I wonder if this is a sign that "content" is being moved away from Rubin's wing of Google. It probably should be - there is little reason for a content store to be run by an OS division. Just take a look at the Play Store lineup: Books, Music, Movies, TV, Magazines, and some of the devices (Chromebooks) have nothing to do with Android at all. I can (or should) be able to look at all of those in a web browser. The only part of the Play Store that is specifically "Android" is the app section, and that, tellingly, is called "Android Apps," not just "Apps." It almost sounds like Google knows there's no reason for the Play Store to be Android specific. Would it make a lot more sense to kill the Chrome Web Store and just add a "Chrome Apps" section, too? They already sell Chromebooks.

In fact, I really like that idea. 2013 prediction: The Play Store stops being an Android controlled thing, and the Chrome Web Store Dies.

Project Glass Explorer Edition

If you somehow haven't heard, Project Glass is Google's experimental heads up display computing platform. It is also the most exciting thing to ever be created by mankind. Being able to overlay a computer display over top of your vision will change everything. Did I mention I'm plunking down $1500 for the privilege of beta testing a pair? I'm that excited.


At I/O 2012, Sergey Brin announced "Google Glass Explorer Edition" would be available for pre-order at I/O. They're $1500 and shipping "early next year" - meaning "early 2013"- meaning "nowish." If you signed up for a pre-order, they gave you a clear glass block with your Glass Reference ID number. I would like to take this opportunity to flaunt mine:


We really don't know much about Project Glass other than "it's coming." It's basically going to be a smartphone for your face, but we don't even know if it will run Android.

What I can tell you is that I will cover the ever living crap out of it here at AP. So if you're one of the people out there that are dying to get ahold of one of these and can't, just know that I'll do my best to paint the clearest picture possible of what the heck it's like to wear one of these.

Quickoffice + Google Docs: A Better Drive App

wm_2012-12-25 17.01.11wm_2012-12-25 16.11.36wm_2012-12-25 16.16.24

In June, Google bought Quickoffice, the mobile productivity company, to help them kill Microsoft Office. The important part of the announcement went thusly:

Quickoffice has an established track record of enabling seamless interoperability with popular file formats, and we'll be working on bringing their powerful technology to our Apps product suite.

Quickoffice has a strong base of users, and we look forward to supporting them while we work on an even more seamless, intuitive and integrated experience.

Translation: We're going to steal all the good ideas from Quickoffice and stick them in Google Docs!

Quickoffice's Android app does a million things that Google Drive/Docs can't do. You can view, edit, and create presentations, for starters. The document editor in particular blows Google Docs away. You have support for line spacing, completely customizable tables (color, width, height, layout, etc), a million different bullet and number options (including automatic outline numbering), and support for inserting pictures. It's a fully featured document editor, where Google Docs is a stripped-down, just-enough-to-get-by editor.

So far the Quickoffice acquisition has led to improved Microsoft to Google document conversion (on their blog post Google used the phrase "legacy Microsoft Office files." Sick burn), and a free Quickoffice iPad app for Google Apps users. The most interesting thing, though, is just how much more functional Quickoffice's Android app is compared to Drive. Hopefully they bring all these features over. They just need to clean up Quickoffice's UI a bit and we'll have a more fully-featured Drive app.

[Exercise instructions]
[a] In the passage on Google's plans, rewrite the part from "If you somehow" to "will run Android.", changing "Project Glass" to "Google Glass".
[b] List the media categories that the passage on Google's plans names in the Play Store lineup.

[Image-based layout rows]

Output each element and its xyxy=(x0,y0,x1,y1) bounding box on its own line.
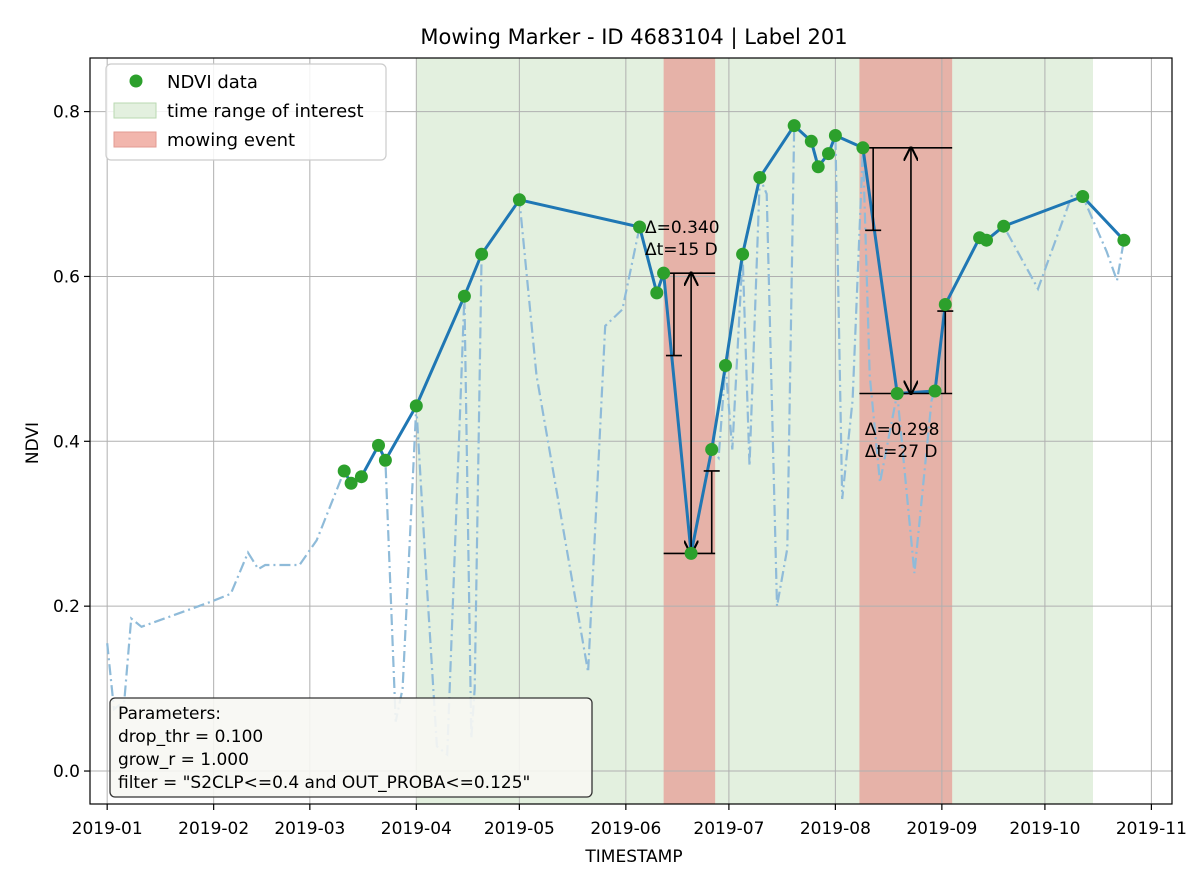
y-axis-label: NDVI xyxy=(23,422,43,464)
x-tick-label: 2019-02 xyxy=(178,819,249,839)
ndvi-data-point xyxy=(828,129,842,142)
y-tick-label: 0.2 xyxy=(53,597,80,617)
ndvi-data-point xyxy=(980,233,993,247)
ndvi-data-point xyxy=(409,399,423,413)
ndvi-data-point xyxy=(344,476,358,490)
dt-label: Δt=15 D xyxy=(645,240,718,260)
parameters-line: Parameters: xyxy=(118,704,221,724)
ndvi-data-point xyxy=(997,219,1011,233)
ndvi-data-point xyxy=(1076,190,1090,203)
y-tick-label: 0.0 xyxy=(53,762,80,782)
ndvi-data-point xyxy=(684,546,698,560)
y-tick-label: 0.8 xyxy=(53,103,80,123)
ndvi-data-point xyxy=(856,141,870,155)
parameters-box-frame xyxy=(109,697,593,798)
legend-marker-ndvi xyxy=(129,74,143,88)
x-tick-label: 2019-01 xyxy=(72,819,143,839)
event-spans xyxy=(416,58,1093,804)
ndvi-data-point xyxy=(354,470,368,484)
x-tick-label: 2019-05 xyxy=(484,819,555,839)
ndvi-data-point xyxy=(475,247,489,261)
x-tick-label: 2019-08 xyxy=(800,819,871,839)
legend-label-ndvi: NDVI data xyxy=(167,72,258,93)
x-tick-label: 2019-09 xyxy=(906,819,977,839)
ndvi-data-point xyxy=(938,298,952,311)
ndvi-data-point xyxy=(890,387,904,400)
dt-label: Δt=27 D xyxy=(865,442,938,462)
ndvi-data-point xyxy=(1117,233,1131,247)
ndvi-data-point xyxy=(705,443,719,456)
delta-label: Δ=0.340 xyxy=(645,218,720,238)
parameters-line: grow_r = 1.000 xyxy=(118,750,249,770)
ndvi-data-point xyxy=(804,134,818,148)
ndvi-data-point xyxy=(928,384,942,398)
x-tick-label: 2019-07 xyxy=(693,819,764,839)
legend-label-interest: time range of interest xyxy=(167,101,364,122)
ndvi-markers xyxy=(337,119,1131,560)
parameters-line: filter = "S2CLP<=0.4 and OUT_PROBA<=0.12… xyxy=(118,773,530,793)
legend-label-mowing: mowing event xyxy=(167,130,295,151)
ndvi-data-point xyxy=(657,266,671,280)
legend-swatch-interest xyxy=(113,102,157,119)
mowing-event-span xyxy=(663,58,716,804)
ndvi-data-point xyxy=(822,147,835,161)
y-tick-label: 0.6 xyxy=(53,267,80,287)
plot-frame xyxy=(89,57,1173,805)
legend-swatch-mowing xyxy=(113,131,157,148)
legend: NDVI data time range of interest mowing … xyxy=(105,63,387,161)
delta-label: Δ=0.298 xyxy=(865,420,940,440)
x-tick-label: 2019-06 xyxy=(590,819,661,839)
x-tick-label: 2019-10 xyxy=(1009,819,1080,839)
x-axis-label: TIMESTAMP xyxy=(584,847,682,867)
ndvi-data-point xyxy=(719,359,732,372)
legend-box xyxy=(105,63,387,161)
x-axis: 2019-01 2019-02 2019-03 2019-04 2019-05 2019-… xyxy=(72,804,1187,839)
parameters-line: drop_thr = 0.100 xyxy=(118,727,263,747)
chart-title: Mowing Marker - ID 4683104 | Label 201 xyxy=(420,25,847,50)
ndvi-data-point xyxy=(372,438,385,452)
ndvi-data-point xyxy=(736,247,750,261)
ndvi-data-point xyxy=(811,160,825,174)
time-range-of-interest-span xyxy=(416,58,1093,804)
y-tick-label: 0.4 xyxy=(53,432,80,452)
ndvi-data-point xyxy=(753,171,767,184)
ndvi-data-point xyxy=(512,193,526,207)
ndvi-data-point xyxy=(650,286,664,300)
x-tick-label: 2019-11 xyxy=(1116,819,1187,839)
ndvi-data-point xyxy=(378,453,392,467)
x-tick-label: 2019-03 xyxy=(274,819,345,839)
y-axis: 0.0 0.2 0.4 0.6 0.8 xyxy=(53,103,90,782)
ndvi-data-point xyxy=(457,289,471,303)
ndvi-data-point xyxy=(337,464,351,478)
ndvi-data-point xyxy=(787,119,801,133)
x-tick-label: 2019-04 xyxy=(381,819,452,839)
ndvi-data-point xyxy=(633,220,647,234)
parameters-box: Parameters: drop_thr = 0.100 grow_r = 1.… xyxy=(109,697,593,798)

[Results for the exercise]
[a]
If you somehow haven't heard, Google Glass is Google's experimental heads up display computing platform. It is also the most exciting thing to ever be created by mankind. Being able to overlay a computer display over top of your vision will change everything. Did I mention I'm plunking down $1500 for the privilege of beta testing a pair? I'm that excited.


At I/O 2012, Sergey Brin announced "Google Glass Explorer Edition" would be available for pre-order at I/O. They're $1500 and shipping "early next year" - meaning "early 2013"- meaning "nowish." If you signed up for a pre-order, they gave you a clear glass block with your Glass Reference ID number. I would like to take this opportunity to flaunt mine:


We really don't know much about Google Glass other than "it's coming." It's basically going to be a smartphone for your face, but we don't even know if it will run Android.

[b] Books, Music, Movies, TV, Magazines